■ **Extracted records**:

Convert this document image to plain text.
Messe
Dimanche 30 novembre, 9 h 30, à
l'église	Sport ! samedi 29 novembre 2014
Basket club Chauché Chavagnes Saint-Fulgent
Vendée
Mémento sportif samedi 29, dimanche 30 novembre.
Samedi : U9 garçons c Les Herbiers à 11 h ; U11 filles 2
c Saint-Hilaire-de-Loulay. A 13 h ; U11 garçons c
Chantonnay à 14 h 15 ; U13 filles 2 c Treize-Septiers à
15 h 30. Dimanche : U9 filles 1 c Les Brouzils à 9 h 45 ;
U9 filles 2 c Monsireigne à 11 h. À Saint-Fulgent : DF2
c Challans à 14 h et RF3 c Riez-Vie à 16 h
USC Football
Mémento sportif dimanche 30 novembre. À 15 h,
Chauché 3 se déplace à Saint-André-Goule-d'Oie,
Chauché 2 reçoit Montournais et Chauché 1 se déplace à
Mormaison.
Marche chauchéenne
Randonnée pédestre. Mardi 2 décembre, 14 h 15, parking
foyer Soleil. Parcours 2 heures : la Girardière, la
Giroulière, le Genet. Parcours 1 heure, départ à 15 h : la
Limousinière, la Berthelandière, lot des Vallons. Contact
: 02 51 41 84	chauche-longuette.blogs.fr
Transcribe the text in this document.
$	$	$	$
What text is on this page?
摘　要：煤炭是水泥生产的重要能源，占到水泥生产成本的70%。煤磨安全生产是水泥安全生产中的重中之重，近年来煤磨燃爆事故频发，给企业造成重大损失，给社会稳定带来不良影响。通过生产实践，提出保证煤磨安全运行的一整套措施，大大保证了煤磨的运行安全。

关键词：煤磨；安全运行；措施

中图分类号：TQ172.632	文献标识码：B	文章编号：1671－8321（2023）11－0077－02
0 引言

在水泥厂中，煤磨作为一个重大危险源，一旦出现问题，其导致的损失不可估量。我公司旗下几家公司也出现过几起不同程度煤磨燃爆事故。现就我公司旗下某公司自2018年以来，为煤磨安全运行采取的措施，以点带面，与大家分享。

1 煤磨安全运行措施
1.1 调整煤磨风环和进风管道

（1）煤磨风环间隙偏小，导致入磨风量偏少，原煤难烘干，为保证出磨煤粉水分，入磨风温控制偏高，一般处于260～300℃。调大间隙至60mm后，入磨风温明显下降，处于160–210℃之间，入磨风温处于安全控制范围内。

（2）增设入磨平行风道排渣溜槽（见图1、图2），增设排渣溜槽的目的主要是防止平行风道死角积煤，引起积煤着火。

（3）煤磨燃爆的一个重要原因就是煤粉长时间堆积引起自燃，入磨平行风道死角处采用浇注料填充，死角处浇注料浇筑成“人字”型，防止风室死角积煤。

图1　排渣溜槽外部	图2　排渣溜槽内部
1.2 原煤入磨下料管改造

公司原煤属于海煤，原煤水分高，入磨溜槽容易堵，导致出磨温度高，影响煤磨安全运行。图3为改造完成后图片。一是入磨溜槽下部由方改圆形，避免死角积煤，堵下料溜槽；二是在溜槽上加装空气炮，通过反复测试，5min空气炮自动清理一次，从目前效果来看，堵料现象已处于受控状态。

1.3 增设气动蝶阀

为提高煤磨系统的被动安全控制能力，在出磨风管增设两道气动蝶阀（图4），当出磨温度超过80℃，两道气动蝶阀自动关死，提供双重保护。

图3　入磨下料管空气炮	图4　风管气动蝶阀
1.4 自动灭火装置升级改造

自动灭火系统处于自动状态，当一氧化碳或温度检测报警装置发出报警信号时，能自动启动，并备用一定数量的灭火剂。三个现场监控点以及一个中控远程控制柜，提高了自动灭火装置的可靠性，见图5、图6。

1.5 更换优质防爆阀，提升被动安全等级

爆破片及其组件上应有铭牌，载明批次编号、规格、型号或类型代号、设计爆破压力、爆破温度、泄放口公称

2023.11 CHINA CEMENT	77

■ **WORK TO DO**: Transcribe the whole listing with nothing added or left out.

■ **CORRECT ANSWER**:
Convert this document image to plain text.
Messe
Dimanche 30 novembre, 9 h 30, à
l'église	Sport ! samedi 29 novembre 2014
Basket club Chauché Chavagnes Saint-Fulgent
Vendée
Mémento sportif samedi 29, dimanche 30 novembre.
Samedi : U9 garçons c Les Herbiers à 11 h ; U11 filles 2
c Saint-Hilaire-de-Loulay. A 13 h ; U11 garçons c
Chantonnay à 14 h 15 ; U13 filles 2 c Treize-Septiers à
15 h 30. Dimanche : U9 filles 1 c Les Brouzils à 9 h 45 ;
U9 filles 2 c Monsireigne à 11 h. À Saint-Fulgent : DF2
c Challans à 14 h et RF3 c Riez-Vie à 16 h
USC Football
Mémento sportif dimanche 30 novembre. À 15 h,
Chauché 3 se déplace à Saint-André-Goule-d'Oie,
Chauché 2 reçoit Montournais et Chauché 1 se déplace à
Mormaison.
Marche chauchéenne
Randonnée pédestre. Mardi 2 décembre, 14 h 15, parking
foyer Soleil. Parcours 2 heures : la Girardière, la
Giroulière, le Genet. Parcours 1 heure, départ à 15 h : la
Limousinière, la Berthelandière, lot des Vallons. Contact
: 02 51 41 84	chauche-longuette.blogs.fr
Transcribe the text in this document.
$	$	$	$
What text is on this page?
摘　要：煤炭是水泥生产的重要能源，占到水泥生产成本的70%。煤磨安全生产是水泥安全生产中的重中之重，近年来煤磨燃爆事故频发，给企业造成重大损失，给社会稳定带来不良影响。通过生产实践，提出保证煤磨安全运行的一整套措施，大大保证了煤磨的运行安全。

关键词：煤磨；安全运行；措施

中图分类号：TQ172.632	文献标识码：B	文章编号：1671－8321（2023）11－0077－02
0 引言

在水泥厂中，煤磨作为一个重大危险源，一旦出现问题，其导致的损失不可估量。我公司旗下几家公司也出现过几起不同程度煤磨燃爆事故。现就我公司旗下某公司自2018年以来，为煤磨安全运行采取的措施，以点带面，与大家分享。

1 煤磨安全运行措施
1.1 调整煤磨风环和进风管道

（1）煤磨风环间隙偏小，导致入磨风量偏少，原煤难烘干，为保证出磨煤粉水分，入磨风温控制偏高，一般处于260～300℃。调大间隙至60mm后，入磨风温明显下降，处于160–210℃之间，入磨风温处于安全控制范围内。

（2）增设入磨平行风道排渣溜槽（见图1、图2），增设排渣溜槽的目的主要是防止平行风道死角积煤，引起积煤着火。

（3）煤磨燃爆的一个重要原因就是煤粉长时间堆积引起自燃，入磨平行风道死角处采用浇注料填充，死角处浇注料浇筑成“人字”型，防止风室死角积煤。

图1　排渣溜槽外部	图2　排渣溜槽内部
1.2 原煤入磨下料管改造

公司原煤属于海煤，原煤水分高，入磨溜槽容易堵，导致出磨温度高，影响煤磨安全运行。图3为改造完成后图片。一是入磨溜槽下部由方改圆形，避免死角积煤，堵下料溜槽；二是在溜槽上加装空气炮，通过反复测试，5min空气炮自动清理一次，从目前效果来看，堵料现象已处于受控状态。

1.3 增设气动蝶阀

为提高煤磨系统的被动安全控制能力，在出磨风管增设两道气动蝶阀（图4），当出磨温度超过80℃，两道气动蝶阀自动关死，提供双重保护。

图3　入磨下料管空气炮	图4　风管气动蝶阀
1.4 自动灭火装置升级改造

自动灭火系统处于自动状态，当一氧化碳或温度检测报警装置发出报警信号时，能自动启动，并备用一定数量的灭火剂。三个现场监控点以及一个中控远程控制柜，提高了自动灭火装置的可靠性，见图5、图6。

1.5 更换优质防爆阀，提升被动安全等级

爆破片及其组件上应有铭牌，载明批次编号、规格、型号或类型代号、设计爆破压力、爆破温度、泄放口公称

2023.11 CHINA CEMENT	77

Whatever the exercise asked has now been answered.